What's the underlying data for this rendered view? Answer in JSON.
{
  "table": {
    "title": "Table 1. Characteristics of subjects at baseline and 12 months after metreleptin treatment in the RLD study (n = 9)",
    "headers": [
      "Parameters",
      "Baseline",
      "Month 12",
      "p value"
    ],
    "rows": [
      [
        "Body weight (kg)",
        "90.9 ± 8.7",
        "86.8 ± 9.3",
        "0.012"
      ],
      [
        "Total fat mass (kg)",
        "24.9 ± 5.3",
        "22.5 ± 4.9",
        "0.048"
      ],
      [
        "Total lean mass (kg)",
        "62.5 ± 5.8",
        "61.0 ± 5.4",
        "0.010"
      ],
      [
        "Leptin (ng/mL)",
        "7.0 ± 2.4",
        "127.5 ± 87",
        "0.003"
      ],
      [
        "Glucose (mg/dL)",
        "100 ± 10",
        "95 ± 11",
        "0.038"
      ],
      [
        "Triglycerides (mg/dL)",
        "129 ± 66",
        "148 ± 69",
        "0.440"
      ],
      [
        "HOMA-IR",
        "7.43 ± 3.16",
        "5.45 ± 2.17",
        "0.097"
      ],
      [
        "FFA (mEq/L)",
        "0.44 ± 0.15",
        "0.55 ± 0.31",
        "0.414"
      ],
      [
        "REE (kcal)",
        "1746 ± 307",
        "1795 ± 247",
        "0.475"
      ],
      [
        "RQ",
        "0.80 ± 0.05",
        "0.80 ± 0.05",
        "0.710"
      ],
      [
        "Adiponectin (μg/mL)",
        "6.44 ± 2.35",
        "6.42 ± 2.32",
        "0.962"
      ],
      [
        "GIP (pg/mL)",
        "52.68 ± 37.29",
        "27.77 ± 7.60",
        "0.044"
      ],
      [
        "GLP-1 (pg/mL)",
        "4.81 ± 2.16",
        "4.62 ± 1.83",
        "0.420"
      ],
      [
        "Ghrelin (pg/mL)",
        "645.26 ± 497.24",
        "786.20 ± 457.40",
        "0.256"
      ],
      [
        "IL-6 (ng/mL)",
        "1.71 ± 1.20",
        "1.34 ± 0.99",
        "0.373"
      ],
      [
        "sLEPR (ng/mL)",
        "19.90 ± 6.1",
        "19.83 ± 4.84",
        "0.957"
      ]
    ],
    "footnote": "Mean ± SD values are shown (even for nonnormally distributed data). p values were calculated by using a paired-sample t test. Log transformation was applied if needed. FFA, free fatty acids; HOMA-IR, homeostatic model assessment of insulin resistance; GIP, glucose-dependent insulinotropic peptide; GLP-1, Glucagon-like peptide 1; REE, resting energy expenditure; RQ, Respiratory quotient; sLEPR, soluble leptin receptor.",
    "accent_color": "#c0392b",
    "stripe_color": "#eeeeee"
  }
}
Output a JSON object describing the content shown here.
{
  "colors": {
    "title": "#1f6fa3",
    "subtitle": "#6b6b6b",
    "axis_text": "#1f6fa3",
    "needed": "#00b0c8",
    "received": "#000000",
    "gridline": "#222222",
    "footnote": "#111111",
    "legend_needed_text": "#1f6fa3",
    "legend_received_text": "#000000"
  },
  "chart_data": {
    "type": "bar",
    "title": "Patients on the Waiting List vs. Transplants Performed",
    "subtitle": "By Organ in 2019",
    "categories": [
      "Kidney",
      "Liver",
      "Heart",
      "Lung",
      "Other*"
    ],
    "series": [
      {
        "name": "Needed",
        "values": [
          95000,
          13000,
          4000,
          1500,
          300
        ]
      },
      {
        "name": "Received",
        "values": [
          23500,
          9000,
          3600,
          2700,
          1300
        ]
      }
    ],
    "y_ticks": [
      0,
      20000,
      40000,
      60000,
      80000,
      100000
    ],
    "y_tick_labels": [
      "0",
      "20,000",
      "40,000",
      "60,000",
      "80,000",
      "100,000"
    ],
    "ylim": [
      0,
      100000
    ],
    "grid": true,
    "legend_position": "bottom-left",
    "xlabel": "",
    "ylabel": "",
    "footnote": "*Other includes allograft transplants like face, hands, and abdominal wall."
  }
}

____________________

About this task. Of the records above, copy each line that includes "subtitle".

Solution.
    "subtitle": "#6b6b6b",
    "subtitle": "By Organ in 2019",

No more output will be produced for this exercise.